== Task instructions ==
Each record should be given back exactly, with none missing.

== App and web page records ==
☆ ☆ ☆
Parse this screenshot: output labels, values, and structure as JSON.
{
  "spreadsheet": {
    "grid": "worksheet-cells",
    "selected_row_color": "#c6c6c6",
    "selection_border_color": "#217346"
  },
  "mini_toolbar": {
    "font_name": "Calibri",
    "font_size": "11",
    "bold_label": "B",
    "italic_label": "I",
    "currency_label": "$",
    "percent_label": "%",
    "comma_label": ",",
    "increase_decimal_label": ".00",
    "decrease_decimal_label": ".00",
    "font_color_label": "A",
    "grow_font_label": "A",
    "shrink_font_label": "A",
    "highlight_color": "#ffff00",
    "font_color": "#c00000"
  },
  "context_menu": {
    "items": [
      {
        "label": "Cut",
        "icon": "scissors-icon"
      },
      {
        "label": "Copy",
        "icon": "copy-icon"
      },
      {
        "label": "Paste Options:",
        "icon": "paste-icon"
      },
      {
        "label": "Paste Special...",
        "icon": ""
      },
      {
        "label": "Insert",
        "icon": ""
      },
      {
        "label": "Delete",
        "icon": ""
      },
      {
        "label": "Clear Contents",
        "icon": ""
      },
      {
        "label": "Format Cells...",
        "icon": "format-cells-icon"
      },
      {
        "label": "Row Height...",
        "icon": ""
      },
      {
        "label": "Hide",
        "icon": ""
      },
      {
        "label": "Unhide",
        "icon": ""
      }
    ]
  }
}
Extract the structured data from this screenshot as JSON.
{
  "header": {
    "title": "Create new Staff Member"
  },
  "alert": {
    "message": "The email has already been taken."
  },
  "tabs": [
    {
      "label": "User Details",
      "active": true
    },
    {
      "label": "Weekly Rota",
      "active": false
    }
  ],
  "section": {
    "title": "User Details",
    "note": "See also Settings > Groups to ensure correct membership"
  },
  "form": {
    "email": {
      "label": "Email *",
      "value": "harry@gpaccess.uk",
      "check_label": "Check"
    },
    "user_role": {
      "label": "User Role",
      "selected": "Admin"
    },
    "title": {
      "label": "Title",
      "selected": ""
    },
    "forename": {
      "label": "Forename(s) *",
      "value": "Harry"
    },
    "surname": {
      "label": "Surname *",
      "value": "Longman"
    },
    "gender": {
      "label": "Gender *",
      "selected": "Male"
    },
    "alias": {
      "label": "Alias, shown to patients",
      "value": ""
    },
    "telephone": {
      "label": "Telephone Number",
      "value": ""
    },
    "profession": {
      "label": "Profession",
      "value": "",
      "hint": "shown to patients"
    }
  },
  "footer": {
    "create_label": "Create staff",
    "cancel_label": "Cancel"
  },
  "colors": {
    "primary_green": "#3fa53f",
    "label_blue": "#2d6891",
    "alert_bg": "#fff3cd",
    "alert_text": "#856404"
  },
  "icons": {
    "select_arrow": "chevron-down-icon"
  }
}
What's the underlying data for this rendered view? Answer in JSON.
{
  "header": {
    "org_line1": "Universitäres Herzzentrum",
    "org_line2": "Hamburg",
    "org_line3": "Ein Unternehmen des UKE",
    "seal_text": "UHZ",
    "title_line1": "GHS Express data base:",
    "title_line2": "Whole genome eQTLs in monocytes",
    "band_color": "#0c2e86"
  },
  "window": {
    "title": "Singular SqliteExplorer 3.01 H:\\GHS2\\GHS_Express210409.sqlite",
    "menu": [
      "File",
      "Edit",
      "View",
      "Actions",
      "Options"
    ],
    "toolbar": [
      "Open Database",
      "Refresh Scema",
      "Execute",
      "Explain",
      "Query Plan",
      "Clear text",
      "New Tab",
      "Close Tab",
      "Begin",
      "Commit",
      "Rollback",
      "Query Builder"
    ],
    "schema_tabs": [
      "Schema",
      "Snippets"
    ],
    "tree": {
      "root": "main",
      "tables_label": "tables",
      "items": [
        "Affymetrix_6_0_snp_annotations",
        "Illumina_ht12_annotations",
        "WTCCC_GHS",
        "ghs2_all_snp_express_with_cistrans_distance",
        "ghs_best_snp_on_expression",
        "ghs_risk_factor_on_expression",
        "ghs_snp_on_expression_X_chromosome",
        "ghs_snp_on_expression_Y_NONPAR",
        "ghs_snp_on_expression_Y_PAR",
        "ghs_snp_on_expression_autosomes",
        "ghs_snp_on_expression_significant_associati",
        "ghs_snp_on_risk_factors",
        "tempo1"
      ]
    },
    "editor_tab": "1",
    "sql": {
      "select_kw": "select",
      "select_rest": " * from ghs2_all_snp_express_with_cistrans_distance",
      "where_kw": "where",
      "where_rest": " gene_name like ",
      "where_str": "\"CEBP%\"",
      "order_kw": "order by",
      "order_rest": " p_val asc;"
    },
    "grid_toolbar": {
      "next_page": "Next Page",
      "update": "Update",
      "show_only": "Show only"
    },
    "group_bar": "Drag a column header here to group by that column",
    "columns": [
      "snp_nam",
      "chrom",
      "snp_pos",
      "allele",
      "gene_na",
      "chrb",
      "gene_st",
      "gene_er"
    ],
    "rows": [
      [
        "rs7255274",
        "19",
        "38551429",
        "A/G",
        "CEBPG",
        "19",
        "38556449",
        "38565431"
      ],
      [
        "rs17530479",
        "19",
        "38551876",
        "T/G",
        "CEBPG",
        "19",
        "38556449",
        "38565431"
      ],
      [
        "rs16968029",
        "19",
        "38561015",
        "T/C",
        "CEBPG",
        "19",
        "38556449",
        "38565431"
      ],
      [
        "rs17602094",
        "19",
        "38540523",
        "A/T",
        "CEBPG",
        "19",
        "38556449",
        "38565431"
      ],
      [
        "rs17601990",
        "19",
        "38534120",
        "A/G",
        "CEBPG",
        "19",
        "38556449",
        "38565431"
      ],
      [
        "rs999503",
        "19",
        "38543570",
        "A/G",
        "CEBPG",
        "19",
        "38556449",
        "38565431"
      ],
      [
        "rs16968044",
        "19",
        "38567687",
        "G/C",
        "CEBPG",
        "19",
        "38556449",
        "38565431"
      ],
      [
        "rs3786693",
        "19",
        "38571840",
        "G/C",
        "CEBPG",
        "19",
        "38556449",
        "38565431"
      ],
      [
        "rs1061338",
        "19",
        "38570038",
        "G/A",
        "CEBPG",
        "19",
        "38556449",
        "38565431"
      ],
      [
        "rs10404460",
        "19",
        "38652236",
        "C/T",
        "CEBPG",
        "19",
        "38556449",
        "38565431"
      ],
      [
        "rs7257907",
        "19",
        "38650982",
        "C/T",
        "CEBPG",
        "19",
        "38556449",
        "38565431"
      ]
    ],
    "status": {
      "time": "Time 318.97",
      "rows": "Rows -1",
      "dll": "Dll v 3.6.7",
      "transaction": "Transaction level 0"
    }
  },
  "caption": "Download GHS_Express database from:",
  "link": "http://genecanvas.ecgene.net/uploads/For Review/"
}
☆ ☆ ☆
== The completed task ==
Parse this screenshot: output labels, values, and structure as JSON.
{
  "spreadsheet": {
    "grid": "worksheet-cells",
    "selected_row_color": "#c6c6c6",
    "selection_border_color": "#217346"
  },
  "mini_toolbar": {
    "font_name": "Calibri",
    "font_size": "11",
    "bold_label": "B",
    "italic_label": "I",
    "currency_label": "$",
    "percent_label": "%",
    "comma_label": ",",
    "increase_decimal_label": ".00",
    "decrease_decimal_label": ".00",
    "font_color_label": "A",
    "grow_font_label": "A",
    "shrink_font_label": "A",
    "highlight_color": "#ffff00",
    "font_color": "#c00000"
  },
  "context_menu": {
    "items": [
      {
        "label": "Cut",
        "icon": "scissors-icon"
      },
      {
        "label": "Copy",
        "icon": "copy-icon"
      },
      {
        "label": "Paste Options:",
        "icon": "paste-icon"
      },
      {
        "label": "Paste Special...",
        "icon": ""
      },
      {
        "label": "Insert",
        "icon": ""
      },
      {
        "label": "Delete",
        "icon": ""
      },
      {
        "label": "Clear Contents",
        "icon": ""
      },
      {
        "label": "Format Cells...",
        "icon": "format-cells-icon"
      },
      {
        "label": "Row Height...",
        "icon": ""
      },
      {
        "label": "Hide",
        "icon": ""
      },
      {
        "label": "Unhide",
        "icon": ""
      }
    ]
  }
}
Extract the structured data from this screenshot as JSON.
{
  "header": {
    "title": "Create new Staff Member"
  },
  "alert": {
    "message": "The email has already been taken."
  },
  "tabs": [
    {
      "label": "User Details",
      "active": true
    },
    {
      "label": "Weekly Rota",
      "active": false
    }
  ],
  "section": {
    "title": "User Details",
    "note": "See also Settings > Groups to ensure correct membership"
  },
  "form": {
    "email": {
      "label": "Email *",
      "value": "harry@gpaccess.uk",
      "check_label": "Check"
    },
    "user_role": {
      "label": "User Role",
      "selected": "Admin"
    },
    "title": {
      "label": "Title",
      "selected": ""
    },
    "forename": {
      "label": "Forename(s) *",
      "value": "Harry"
    },
    "surname": {
      "label": "Surname *",
      "value": "Longman"
    },
    "gender": {
      "label": "Gender *",
      "selected": "Male"
    },
    "alias": {
      "label": "Alias, shown to patients",
      "value": ""
    },
    "telephone": {
      "label": "Telephone Number",
      "value": ""
    },
    "profession": {
      "label": "Profession",
      "value": "",
      "hint": "shown to patients"
    }
  },
  "footer": {
    "create_label": "Create staff",
    "cancel_label": "Cancel"
  },
  "colors": {
    "primary_green": "#3fa53f",
    "label_blue": "#2d6891",
    "alert_bg": "#fff3cd",
    "alert_text": "#856404"
  },
  "icons": {
    "select_arrow": "chevron-down-icon"
  }
}
What's the underlying data for this rendered view? Answer in JSON.
{
  "header": {
    "org_line1": "Universitäres Herzzentrum",
    "org_line2": "Hamburg",
    "org_line3": "Ein Unternehmen des UKE",
    "seal_text": "UHZ",
    "title_line1": "GHS Express data base:",
    "title_line2": "Whole genome eQTLs in monocytes",
    "band_color": "#0c2e86"
  },
  "window": {
    "title": "Singular SqliteExplorer 3.01 H:\\GHS2\\GHS_Express210409.sqlite",
    "menu": [
      "File",
      "Edit",
      "View",
      "Actions",
      "Options"
    ],
    "toolbar": [
      "Open Database",
      "Refresh Scema",
      "Execute",
      "Explain",
      "Query Plan",
      "Clear text",
      "New Tab",
      "Close Tab",
      "Begin",
      "Commit",
      "Rollback",
      "Query Builder"
    ],
    "schema_tabs": [
      "Schema",
      "Snippets"
    ],
    "tree": {
      "root": "main",
      "tables_label": "tables",
      "items": [
        "Affymetrix_6_0_snp_annotations",
        "Illumina_ht12_annotations",
        "WTCCC_GHS",
        "ghs2_all_snp_express_with_cistrans_distance",
        "ghs_best_snp_on_expression",
        "ghs_risk_factor_on_expression",
        "ghs_snp_on_expression_X_chromosome",
        "ghs_snp_on_expression_Y_NONPAR",
        "ghs_snp_on_expression_Y_PAR",
        "ghs_snp_on_expression_autosomes",
        "ghs_snp_on_expression_significant_associati",
        "ghs_snp_on_risk_factors",
        "tempo1"
      ]
    },
    "editor_tab": "1",
    "sql": {
      "select_kw": "select",
      "select_rest": " * from ghs2_all_snp_express_with_cistrans_distance",
      "where_kw": "where",
      "where_rest": " gene_name like ",
      "where_str": "\"CEBP%\"",
      "order_kw": "order by",
      "order_rest": " p_val asc;"
    },
    "grid_toolbar": {
      "next_page": "Next Page",
      "update": "Update",
      "show_only": "Show only"
    },
    "group_bar": "Drag a column header here to group by that column",
    "columns": [
      "snp_nam",
      "chrom",
      "snp_pos",
      "allele",
      "gene_na",
      "chrb",
      "gene_st",
      "gene_er"
    ],
    "rows": [
      [
        "rs7255274",
        "19",
        "38551429",
        "A/G",
        "CEBPG",
        "19",
        "38556449",
        "38565431"
      ],
      [
        "rs17530479",
        "19",
        "38551876",
        "T/G",
        "CEBPG",
        "19",
        "38556449",
        "38565431"
      ],
      [
        "rs16968029",
        "19",
        "38561015",
        "T/C",
        "CEBPG",
        "19",
        "38556449",
        "38565431"
      ],
      [
        "rs17602094",
        "19",
        "38540523",
        "A/T",
        "CEBPG",
        "19",
        "38556449",
        "38565431"
      ],
      [
        "rs17601990",
        "19",
        "38534120",
        "A/G",
        "CEBPG",
        "19",
        "38556449",
        "38565431"
      ],
      [
        "rs999503",
        "19",
        "38543570",
        "A/G",
        "CEBPG",
        "19",
        "38556449",
        "38565431"
      ],
      [
        "rs16968044",
        "19",
        "38567687",
        "G/C",
        "CEBPG",
        "19",
        "38556449",
        "38565431"
      ],
      [
        "rs3786693",
        "19",
        "38571840",
        "G/C",
        "CEBPG",
        "19",
        "38556449",
        "38565431"
      ],
      [
        "rs1061338",
        "19",
        "38570038",
        "G/A",
        "CEBPG",
        "19",
        "38556449",
        "38565431"
      ],
      [
        "rs10404460",
        "19",
        "38652236",
        "C/T",
        "CEBPG",
        "19",
        "38556449",
        "38565431"
      ],
      [
        "rs7257907",
        "19",
        "38650982",
        "C/T",
        "CEBPG",
        "19",
        "38556449",
        "38565431"
      ]
    ],
    "status": {
      "time": "Time 318.97",
      "rows": "Rows -1",
      "dll": "Dll v 3.6.7",
      "transaction": "Transaction level 0"
    }
  },
  "caption": "Download GHS_Express database from:",
  "link": "http://genecanvas.ecgene.net/uploads/For Review/"
}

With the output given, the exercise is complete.